§ STATED PROBLEM
Omit all images, then return the remaining material exactly as it stands.

[Excerpts from a figure dataset]
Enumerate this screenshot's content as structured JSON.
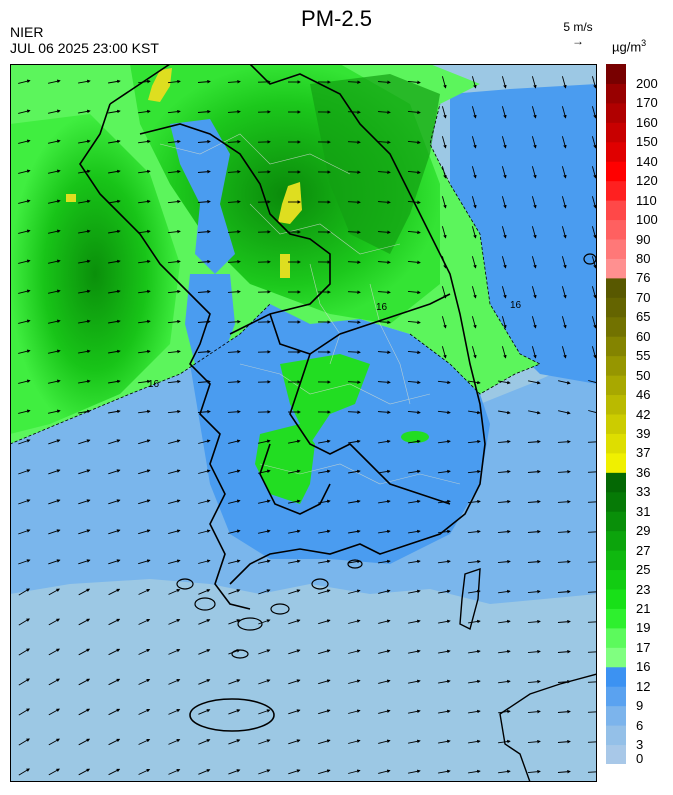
{
  "header": {
    "title": "PM-2.5",
    "agency": "NIER",
    "datetime": "JUL 06 2025 23:00 KST",
    "wind_scale_label": "5 m/s",
    "unit_base": "µg/m",
    "unit_exp": "3"
  },
  "legend": {
    "bands": [
      {
        "label": "0",
        "color": "#a8c8e8"
      },
      {
        "label": "3",
        "color": "#94c0e8"
      },
      {
        "label": "6",
        "color": "#7cb4ec"
      },
      {
        "label": "9",
        "color": "#5aa2f0"
      },
      {
        "label": "12",
        "color": "#3c92f2"
      },
      {
        "label": "16",
        "color": "#80ff80"
      },
      {
        "label": "17",
        "color": "#5cfa5c"
      },
      {
        "label": "19",
        "color": "#2ef02e"
      },
      {
        "label": "21",
        "color": "#18e018"
      },
      {
        "label": "23",
        "color": "#12cc12"
      },
      {
        "label": "25",
        "color": "#0fb80f"
      },
      {
        "label": "27",
        "color": "#0ca40c"
      },
      {
        "label": "29",
        "color": "#098f09"
      },
      {
        "label": "31",
        "color": "#067a06"
      },
      {
        "label": "33",
        "color": "#046804"
      },
      {
        "label": "36",
        "color": "#f0f000"
      },
      {
        "label": "37",
        "color": "#dede00"
      },
      {
        "label": "39",
        "color": "#cccc00"
      },
      {
        "label": "42",
        "color": "#baba00"
      },
      {
        "label": "46",
        "color": "#a8a800"
      },
      {
        "label": "50",
        "color": "#969600"
      },
      {
        "label": "55",
        "color": "#848400"
      },
      {
        "label": "60",
        "color": "#727200"
      },
      {
        "label": "65",
        "color": "#646400"
      },
      {
        "label": "70",
        "color": "#585800"
      },
      {
        "label": "76",
        "color": "#ff9090"
      },
      {
        "label": "80",
        "color": "#ff7878"
      },
      {
        "label": "90",
        "color": "#ff6060"
      },
      {
        "label": "100",
        "color": "#ff4848"
      },
      {
        "label": "110",
        "color": "#ff2020"
      },
      {
        "label": "120",
        "color": "#ff0000"
      },
      {
        "label": "140",
        "color": "#e00000"
      },
      {
        "label": "150",
        "color": "#c80000"
      },
      {
        "label": "160",
        "color": "#b00000"
      },
      {
        "label": "170",
        "color": "#980000"
      },
      {
        "label": "200",
        "color": "#780000"
      }
    ]
  },
  "map": {
    "contour_labels": [
      "16",
      "16",
      "16"
    ],
    "colors": {
      "sea_low": "#9cc8e4",
      "sea_mid": "#7ab6ec",
      "coast_blue": "#4a9cf0",
      "green_light": "#5cf55c",
      "green_mid": "#22dd22",
      "green_dark": "#0a9a0a",
      "hotspot": "#dede20",
      "boundary": "#000000",
      "districts": "#cfd8cf"
    }
  }
}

§ FULL ANSWER
Enumerate this screenshot's content as structured JSON.
{
  "header": {
    "title": "PM-2.5",
    "agency": "NIER",
    "datetime": "JUL 06 2025 23:00 KST",
    "wind_scale_label": "5 m/s",
    "unit_base": "µg/m",
    "unit_exp": "3"
  },
  "legend": {
    "bands": [
      {
        "label": "0",
        "color": "#a8c8e8"
      },
      {
        "label": "3",
        "color": "#94c0e8"
      },
      {
        "label": "6",
        "color": "#7cb4ec"
      },
      {
        "label": "9",
        "color": "#5aa2f0"
      },
      {
        "label": "12",
        "color": "#3c92f2"
      },
      {
        "label": "16",
        "color": "#80ff80"
      },
      {
        "label": "17",
        "color": "#5cfa5c"
      },
      {
        "label": "19",
        "color": "#2ef02e"
      },
      {
        "label": "21",
        "color": "#18e018"
      },
      {
        "label": "23",
        "color": "#12cc12"
      },
      {
        "label": "25",
        "color": "#0fb80f"
      },
      {
        "label": "27",
        "color": "#0ca40c"
      },
      {
        "label": "29",
        "color": "#098f09"
      },
      {
        "label": "31",
        "color": "#067a06"
      },
      {
        "label": "33",
        "color": "#046804"
      },
      {
        "label": "36",
        "color": "#f0f000"
      },
      {
        "label": "37",
        "color": "#dede00"
      },
      {
        "label": "39",
        "color": "#cccc00"
      },
      {
        "label": "42",
        "color": "#baba00"
      },
      {
        "label": "46",
        "color": "#a8a800"
      },
      {
        "label": "50",
        "color": "#969600"
      },
      {
        "label": "55",
        "color": "#848400"
      },
      {
        "label": "60",
        "color": "#727200"
      },
      {
        "label": "65",
        "color": "#646400"
      },
      {
        "label": "70",
        "color": "#585800"
      },
      {
        "label": "76",
        "color": "#ff9090"
      },
      {
        "label": "80",
        "color": "#ff7878"
      },
      {
        "label": "90",
        "color": "#ff6060"
      },
      {
        "label": "100",
        "color": "#ff4848"
      },
      {
        "label": "110",
        "color": "#ff2020"
      },
      {
        "label": "120",
        "color": "#ff0000"
      },
      {
        "label": "140",
        "color": "#e00000"
      },
      {
        "label": "150",
        "color": "#c80000"
      },
      {
        "label": "160",
        "color": "#b00000"
      },
      {
        "label": "170",
        "color": "#980000"
      },
      {
        "label": "200",
        "color": "#780000"
      }
    ]
  },
  "map": {
    "contour_labels": [
      "16",
      "16",
      "16"
    ],
    "colors": {
      "sea_low": "#9cc8e4",
      "sea_mid": "#7ab6ec",
      "coast_blue": "#4a9cf0",
      "green_light": "#5cf55c",
      "green_mid": "#22dd22",
      "green_dark": "#0a9a0a",
      "hotspot": "#dede20",
      "boundary": "#000000",
      "districts": "#cfd8cf"
    }
  }
}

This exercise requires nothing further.